**MATERIAL FOR THIS EXERCISE**
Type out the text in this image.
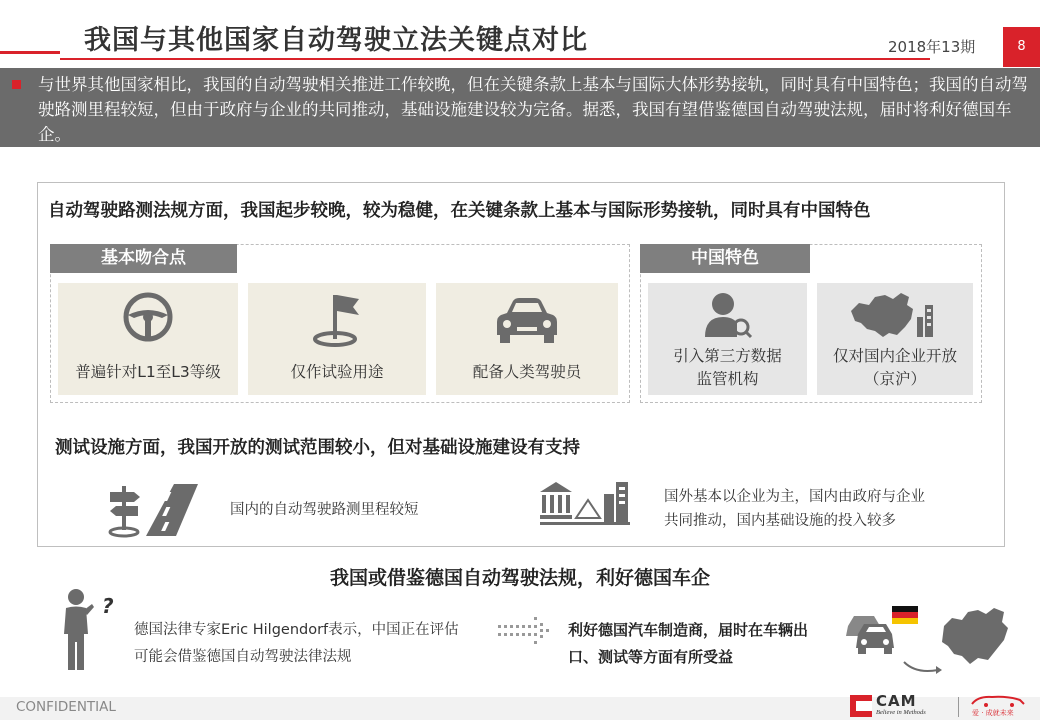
我国与其他国家自动驾驶立法关键点对比	2018年13期	8
与世界其他国家相比，我国的自动驾驶相关推进工作较晚，但在关键条款上基本与国际大体形势接轨，同时具有中国特色；我国的自动驾驶路测里程较短，但由于政府与企业的共同推动，基础设施建设较为完备。据悉，我国有望借鉴德国自动驾驶法规，届时将利好德国车企。
自动驾驶路测法规方面，我国起步较晚，较为稳健，在关键条款上基本与国际形势接轨，同时具有中国特色
基本吻合点
普遍针对L1至L3等级	仅作试验用途	配备人类驾驶员
中国特色
引入第三方数据
监管机构
仅对国内企业开放
（京沪）
测试设施方面，我国开放的测试范围较小，但对基础设施建设有支持
国内的自动驾驶路测里程较短
国外基本以企业为主，国内由政府与企业
共同推动，国内基础设施的投入较多
我国或借鉴德国自动驾驶法规，利好德国车企
?
德国法律专家Eric Hilgendorf表示，中国正在评估
可能会借鉴德国自动驾驶法律法规
利好德国汽车制造商，届时在车辆出
口、测试等方面有所受益
CONFIDENTIAL	CAM
Believe in Methods	爱 · 成就未来
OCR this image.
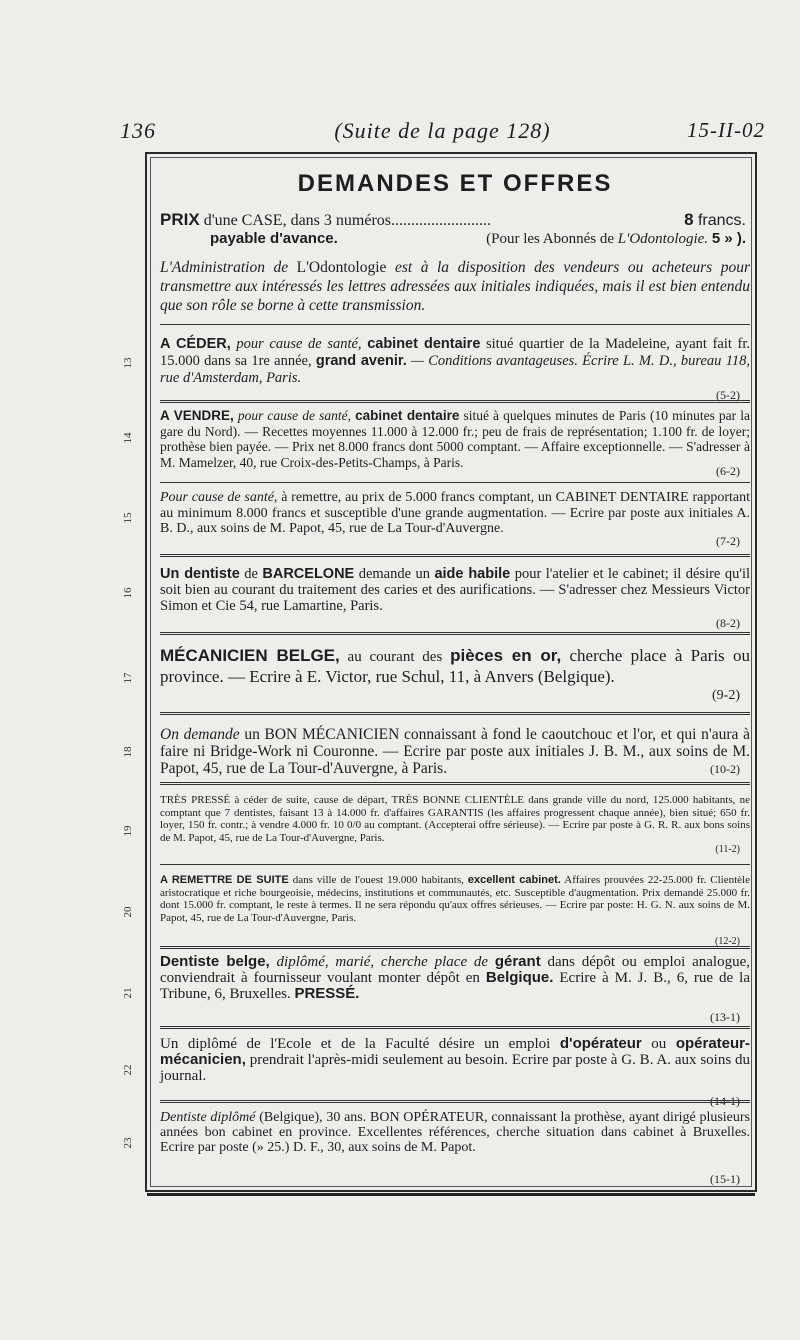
136	(Suite de la page 128)	15-II-02
13
14
15
16
17
18
19
20
21
22
23
DEMANDES ET OFFRES
PRIX d'une CASE, dans 3 numéros.........................	8 francs.
payable d'avance.	(Pour les Abonnés de L'Odontologie. 5 » ).
L'Administration de L'Odontologie est à la disposition des vendeurs ou acheteurs pour transmettre aux intéressés les lettres adressées aux initiales indiquées, mais il est bien entendu que son rôle se borne à cette transmission.
A CÉDER, pour cause de santé, cabinet dentaire situé quartier de la Madeleine, ayant fait fr. 15.000 dans sa 1re année, grand avenir. — Conditions avantageuses. Écrire L. M. D., bureau 118, rue d'Amsterdam, Paris.
(5-2)
A VENDRE, pour cause de santé, cabinet dentaire situé à quelques minutes de Paris (10 minutes par la gare du Nord). — Recettes moyennes 11.000 à 12.000 fr.; peu de frais de représentation; 1.100 fr. de loyer; prothèse bien payée. — Prix net 8.000 francs dont 5000 comptant. — Affaire exceptionnelle. — S'adresser à M. Mamelzer, 40, rue Croix-des-Petits-Champs, à Paris.
(6-2)
Pour cause de santé, à remettre, au prix de 5.000 francs comptant, un CABINET DENTAIRE rapportant au minimum 8.000 francs et susceptible d'une grande augmentation. — Ecrire par poste aux initiales A. B. D., aux soins de M. Papot, 45, rue de La Tour-d'Auvergne.
(7-2)
Un dentiste de BARCELONE demande un aide habile pour l'atelier et le cabinet; il désire qu'il soit bien au courant du traitement des caries et des aurifications. — S'adresser chez Messieurs Victor Simon et Cie 54, rue Lamartine, Paris.
(8-2)
MÉCANICIEN BELGE, au courant des pièces en or, cherche place à Paris ou province. — Ecrire à E. Victor, rue Schul, 11, à Anvers (Belgique).
(9-2)
On demande un BON MÉCANICIEN connaissant à fond le caoutchouc et l'or, et qui n'aura à faire ni Bridge-Work ni Couronne. — Ecrire par poste aux initiales J. B. M., aux soins de M. Papot, 45, rue de La Tour-d'Auvergne, à Paris.	(10-2)
TRÈS PRESSÉ à céder de suite, cause de départ, TRÈS BONNE CLIENTÈLE dans grande ville du nord, 125.000 habitants, ne comptant que 7 dentistes, faisant 13 à 14.000 fr. d'affaires GARANTIS (les affaires progressent chaque année), bien situé; 650 fr. loyer, 150 fr. contr.; à vendre 4.000 fr. 10 0/0 au comptant. (Accepterai offre sérieuse). — Ecrire par poste à G. R. R. aux bons soins de M. Papot, 45, rue de La Tour-d'Auvergne, Paris.
(11-2)
A REMETTRE DE SUITE dans ville de l'ouest 19.000 habitants, excellent cabinet. Affaires prouvées 22-25.000 fr. Clientèle aristocratique et riche bourgeoisie, médecins, institutions et communautés, etc. Susceptible d'augmentation. Prix demandé 25.000 fr. dont 15.000 fr. comptant, le reste à termes. Il ne sera répondu qu'aux offres sérieuses. — Ecrire par poste: H. G. N. aux soins de M. Papot, 45, rue de La Tour-d'Auvergne, Paris.
(12-2)
Dentiste belge, diplômé, marié, cherche place de gérant dans dépôt ou emploi analogue, conviendrait à fournisseur voulant monter dépôt en Belgique. Ecrire à M. J. B., 6, rue de la Tribune, 6, Bruxelles. PRESSÉ.
(13-1)
Un diplômé de l'Ecole et de la Faculté désire un emploi d'opérateur ou opérateur-mécanicien, prendrait l'après-midi seulement au besoin. Ecrire par poste à G. B. A. aux soins du journal.
(14-1)
Dentiste diplômé (Belgique), 30 ans. BON OPÉRATEUR, connaissant la prothèse, ayant dirigé plusieurs années bon cabinet en province. Excellentes références, cherche situation dans cabinet à Bruxelles. Ecrire par poste (» 25.) D. F., 30, aux soins de M. Papot.
(15-1)
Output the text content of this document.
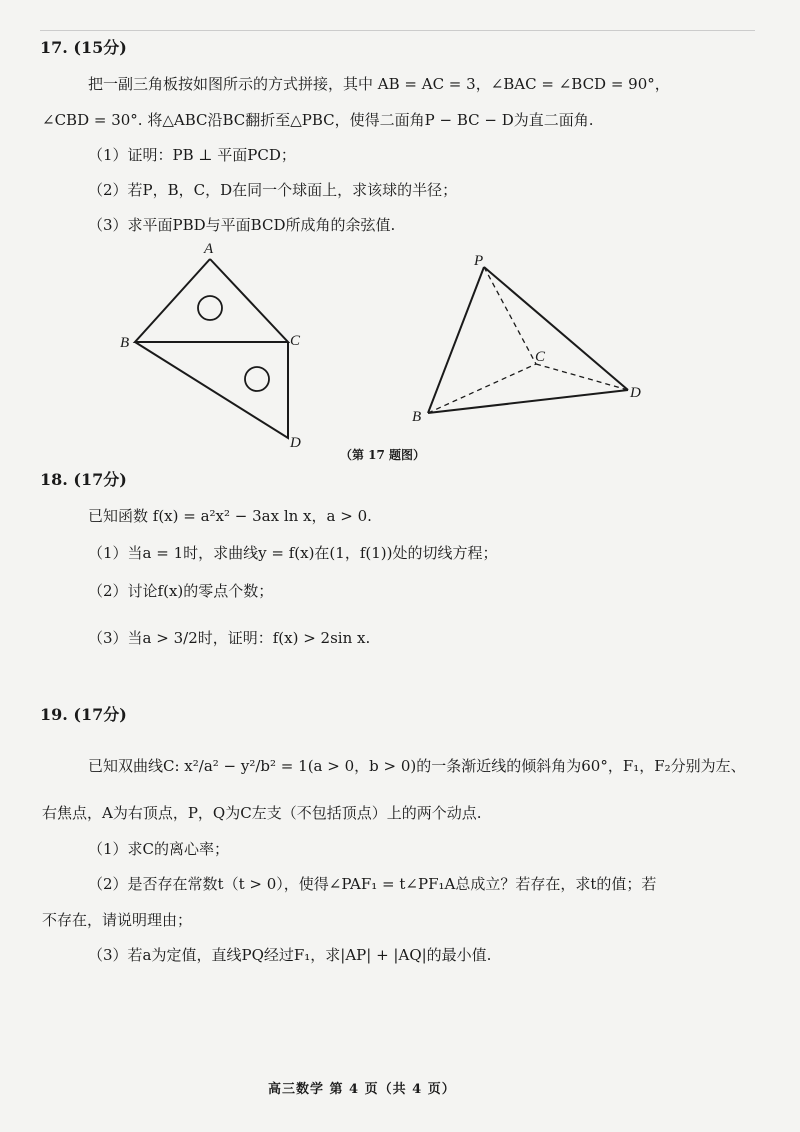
17. (15分)
把一副三角板按如图所示的方式拼接，其中 AB = AC = 3，∠BAC = ∠BCD = 90°，
∠CBD = 30°. 将△ABC沿BC翻折至△PBC，使得二面角P − BC − D为直二面角.
（1）证明：PB ⊥ 平面PCD；
（2）若P，B，C，D在同一个球面上，求该球的半径；
（3）求平面PBD与平面BCD所成角的余弦值.
A
B	C
D
P
B
C
D
（第 17 题图）
18. (17分)
已知函数 f(x) = a²x² − 3ax ln x，a > 0.
（1）当a = 1时，求曲线y = f(x)在(1，f(1))处的切线方程；
（2）讨论f(x)的零点个数；
（3）当a > 3/2时，证明：f(x) > 2sin x.
19. (17分)
已知双曲线C: x²/a² − y²/b² = 1(a > 0，b > 0)的一条渐近线的倾斜角为60°，F₁，F₂分别为左、
右焦点，A为右顶点，P，Q为C左支（不包括顶点）上的两个动点.
（1）求C的离心率；
（2）是否存在常数t（t > 0），使得∠PAF₁ = t∠PF₁A总成立？若存在，求t的值；若
不存在，请说明理由；
（3）若a为定值，直线PQ经过F₁，求|AP| + |AQ|的最小值.
高三数学 第 4 页（共 4 页）
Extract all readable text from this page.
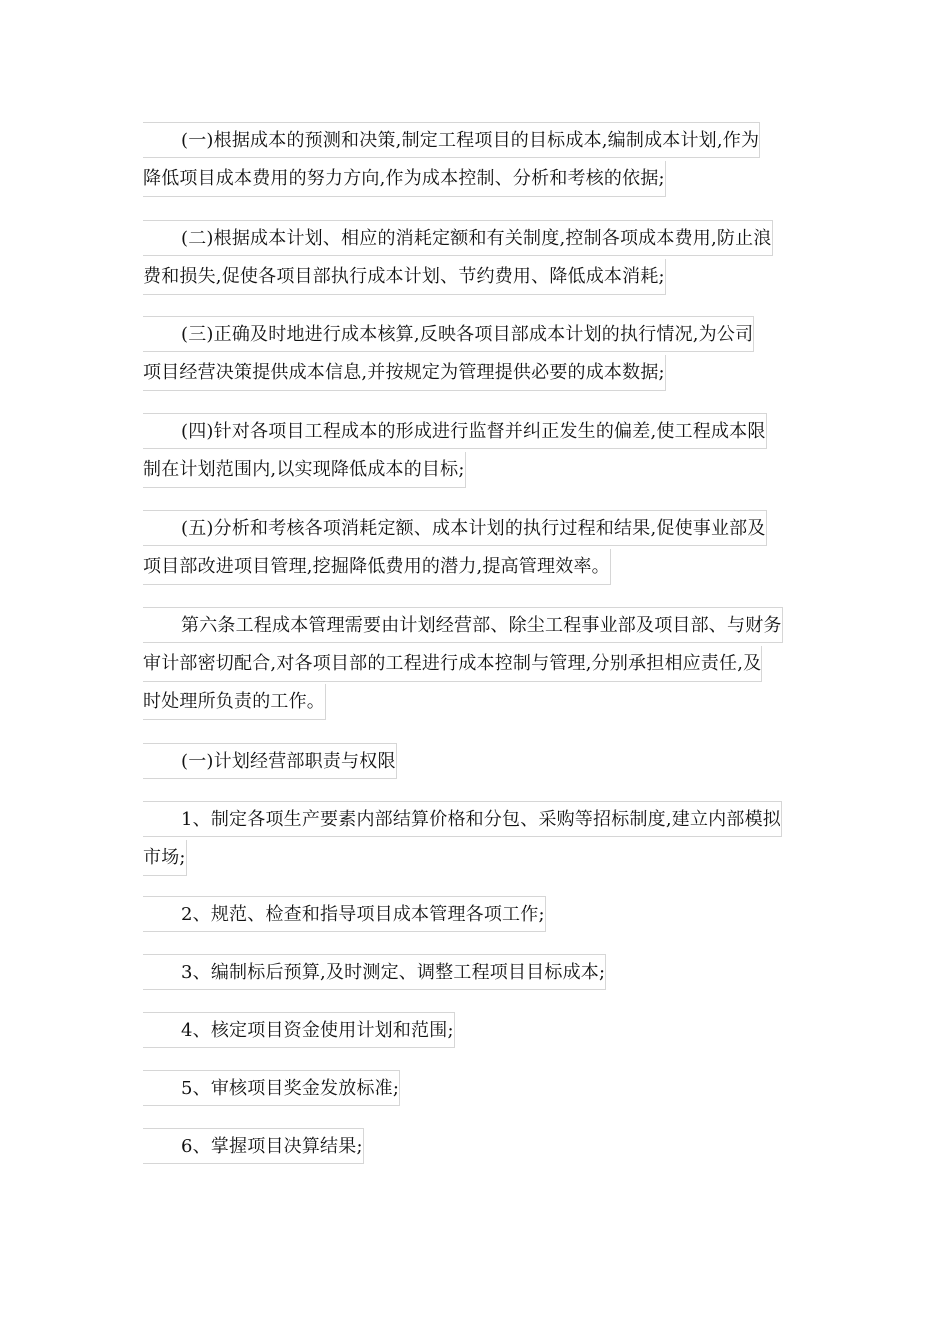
(一)根据成本的预测和决策,制定工程项目的目标成本,编制成本计划,作为
降低项目成本费用的努力方向,作为成本控制、分析和考核的依据;
(二)根据成本计划、相应的消耗定额和有关制度,控制各项成本费用,防止浪
费和损失,促使各项目部执行成本计划、节约费用、降低成本消耗;
(三)正确及时地进行成本核算,反映各项目部成本计划的执行情况,为公司
项目经营决策提供成本信息,并按规定为管理提供必要的成本数据;
(四)针对各项目工程成本的形成进行监督并纠正发生的偏差,使工程成本限
制在计划范围内,以实现降低成本的目标;
(五)分析和考核各项消耗定额、成本计划的执行过程和结果,促使事业部及
项目部改进项目管理,挖掘降低费用的潜力,提高管理效率。
第六条工程成本管理需要由计划经营部、除尘工程事业部及项目部、与财务
审计部密切配合,对各项目部的工程进行成本控制与管理,分别承担相应责任,及
时处理所负责的工作。
(一)计划经营部职责与权限
1、制定各项生产要素内部结算价格和分包、采购等招标制度,建立内部模拟
市场;
2、规范、检查和指导项目成本管理各项工作;
3、编制标后预算,及时测定、调整工程项目目标成本;
4、核定项目资金使用计划和范围;
5、审核项目奖金发放标准;
6、掌握项目决算结果;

**OBJECTIVE**
Skip every picture and transcribe the data above exactly.

**WRITTEN SOLUTION**
Type out the text in this image.
我国与其他国家自动驾驶立法关键点对比	2018年13期	8
与世界其他国家相比，我国的自动驾驶相关推进工作较晚，但在关键条款上基本与国际大体形势接轨，同时具有中国特色；我国的自动驾驶路测里程较短，但由于政府与企业的共同推动，基础设施建设较为完备。据悉，我国有望借鉴德国自动驾驶法规，届时将利好德国车企。
自动驾驶路测法规方面，我国起步较晚，较为稳健，在关键条款上基本与国际形势接轨，同时具有中国特色
基本吻合点
普遍针对L1至L3等级	仅作试验用途	配备人类驾驶员
中国特色
引入第三方数据
监管机构
仅对国内企业开放
（京沪）
测试设施方面，我国开放的测试范围较小，但对基础设施建设有支持
国内的自动驾驶路测里程较短
国外基本以企业为主，国内由政府与企业
共同推动，国内基础设施的投入较多
我国或借鉴德国自动驾驶法规，利好德国车企
?
德国法律专家Eric Hilgendorf表示，中国正在评估
可能会借鉴德国自动驾驶法律法规
利好德国汽车制造商，届时在车辆出
口、测试等方面有所受益
CONFIDENTIAL	CAM
Believe in Methods	爱 · 成就未来
OCR this image.
136	(Suite de la page 128)	15-II-02
13
14
15
16
17
18
19
20
21
22
23
DEMANDES ET OFFRES
PRIX d'une CASE, dans 3 numéros.........................	8 francs.
payable d'avance.	(Pour les Abonnés de L'Odontologie. 5 » ).
L'Administration de L'Odontologie est à la disposition des vendeurs ou acheteurs pour transmettre aux intéressés les lettres adressées aux initiales indiquées, mais il est bien entendu que son rôle se borne à cette transmission.
A CÉDER, pour cause de santé, cabinet dentaire situé quartier de la Madeleine, ayant fait fr. 15.000 dans sa 1re année, grand avenir. — Conditions avantageuses. Écrire L. M. D., bureau 118, rue d'Amsterdam, Paris.
(5-2)
A VENDRE, pour cause de santé, cabinet dentaire situé à quelques minutes de Paris (10 minutes par la gare du Nord). — Recettes moyennes 11.000 à 12.000 fr.; peu de frais de représentation; 1.100 fr. de loyer; prothèse bien payée. — Prix net 8.000 francs dont 5000 comptant. — Affaire exceptionnelle. — S'adresser à M. Mamelzer, 40, rue Croix-des-Petits-Champs, à Paris.
(6-2)
Pour cause de santé, à remettre, au prix de 5.000 francs comptant, un CABINET DENTAIRE rapportant au minimum 8.000 francs et susceptible d'une grande augmentation. — Ecrire par poste aux initiales A. B. D., aux soins de M. Papot, 45, rue de La Tour-d'Auvergne.
(7-2)
Un dentiste de BARCELONE demande un aide habile pour l'atelier et le cabinet; il désire qu'il soit bien au courant du traitement des caries et des aurifications. — S'adresser chez Messieurs Victor Simon et Cie 54, rue Lamartine, Paris.
(8-2)
MÉCANICIEN BELGE, au courant des pièces en or, cherche place à Paris ou province. — Ecrire à E. Victor, rue Schul, 11, à Anvers (Belgique).
(9-2)
On demande un BON MÉCANICIEN connaissant à fond le caoutchouc et l'or, et qui n'aura à faire ni Bridge-Work ni Couronne. — Ecrire par poste aux initiales J. B. M., aux soins de M. Papot, 45, rue de La Tour-d'Auvergne, à Paris.	(10-2)
TRÈS PRESSÉ à céder de suite, cause de départ, TRÈS BONNE CLIENTÈLE dans grande ville du nord, 125.000 habitants, ne comptant que 7 dentistes, faisant 13 à 14.000 fr. d'affaires GARANTIS (les affaires progressent chaque année), bien situé; 650 fr. loyer, 150 fr. contr.; à vendre 4.000 fr. 10 0/0 au comptant. (Accepterai offre sérieuse). — Ecrire par poste à G. R. R. aux bons soins de M. Papot, 45, rue de La Tour-d'Auvergne, Paris.
(11-2)
A REMETTRE DE SUITE dans ville de l'ouest 19.000 habitants, excellent cabinet. Affaires prouvées 22-25.000 fr. Clientèle aristocratique et riche bourgeoisie, médecins, institutions et communautés, etc. Susceptible d'augmentation. Prix demandé 25.000 fr. dont 15.000 fr. comptant, le reste à termes. Il ne sera répondu qu'aux offres sérieuses. — Ecrire par poste: H. G. N. aux soins de M. Papot, 45, rue de La Tour-d'Auvergne, Paris.
(12-2)
Dentiste belge, diplômé, marié, cherche place de gérant dans dépôt ou emploi analogue, conviendrait à fournisseur voulant monter dépôt en Belgique. Ecrire à M. J. B., 6, rue de la Tribune, 6, Bruxelles. PRESSÉ.
(13-1)
Un diplômé de l'Ecole et de la Faculté désire un emploi d'opérateur ou opérateur-mécanicien, prendrait l'après-midi seulement au besoin. Ecrire par poste à G. B. A. aux soins du journal.
(14-1)
Dentiste diplômé (Belgique), 30 ans. BON OPÉRATEUR, connaissant la prothèse, ayant dirigé plusieurs années bon cabinet en province. Excellentes références, cherche situation dans cabinet à Bruxelles. Ecrire par poste (» 25.) D. F., 30, aux soins de M. Papot.
(15-1)
Output the text content of this document.
17. (15分)
把一副三角板按如图所示的方式拼接，其中 AB = AC = 3，∠BAC = ∠BCD = 90°，
∠CBD = 30°. 将△ABC沿BC翻折至△PBC，使得二面角P − BC − D为直二面角.
（1）证明：PB ⊥ 平面PCD；
（2）若P，B，C，D在同一个球面上，求该球的半径；
（3）求平面PBD与平面BCD所成角的余弦值.
A
B	C
D
P
B
C
D
（第 17 题图）
18. (17分)
已知函数 f(x) = a²x² − 3ax ln x，a > 0.
（1）当a = 1时，求曲线y = f(x)在(1，f(1))处的切线方程；
（2）讨论f(x)的零点个数；
（3）当a > 3/2时，证明：f(x) > 2sin x.
19. (17分)
已知双曲线C: x²/a² − y²/b² = 1(a > 0，b > 0)的一条渐近线的倾斜角为60°，F₁，F₂分别为左、
右焦点，A为右顶点，P，Q为C左支（不包括顶点）上的两个动点.
（1）求C的离心率；
（2）是否存在常数t（t > 0），使得∠PAF₁ = t∠PF₁A总成立？若存在，求t的值；若
不存在，请说明理由；
（3）若a为定值，直线PQ经过F₁，求|AP| + |AQ|的最小值.
高三数学 第 4 页（共 4 页）
Extract all readable text from this page.
(一)根据成本的预测和决策,制定工程项目的目标成本,编制成本计划,作为
降低项目成本费用的努力方向,作为成本控制、分析和考核的依据;
(二)根据成本计划、相应的消耗定额和有关制度,控制各项成本费用,防止浪
费和损失,促使各项目部执行成本计划、节约费用、降低成本消耗;
(三)正确及时地进行成本核算,反映各项目部成本计划的执行情况,为公司
项目经营决策提供成本信息,并按规定为管理提供必要的成本数据;
(四)针对各项目工程成本的形成进行监督并纠正发生的偏差,使工程成本限
制在计划范围内,以实现降低成本的目标;
(五)分析和考核各项消耗定额、成本计划的执行过程和结果,促使事业部及
项目部改进项目管理,挖掘降低费用的潜力,提高管理效率。
第六条工程成本管理需要由计划经营部、除尘工程事业部及项目部、与财务
审计部密切配合,对各项目部的工程进行成本控制与管理,分别承担相应责任,及
时处理所负责的工作。
(一)计划经营部职责与权限
1、制定各项生产要素内部结算价格和分包、采购等招标制度,建立内部模拟
市场;
2、规范、检查和指导项目成本管理各项工作;
3、编制标后预算,及时测定、调整工程项目目标成本;
4、核定项目资金使用计划和范围;
5、审核项目奖金发放标准;
6、掌握项目决算结果;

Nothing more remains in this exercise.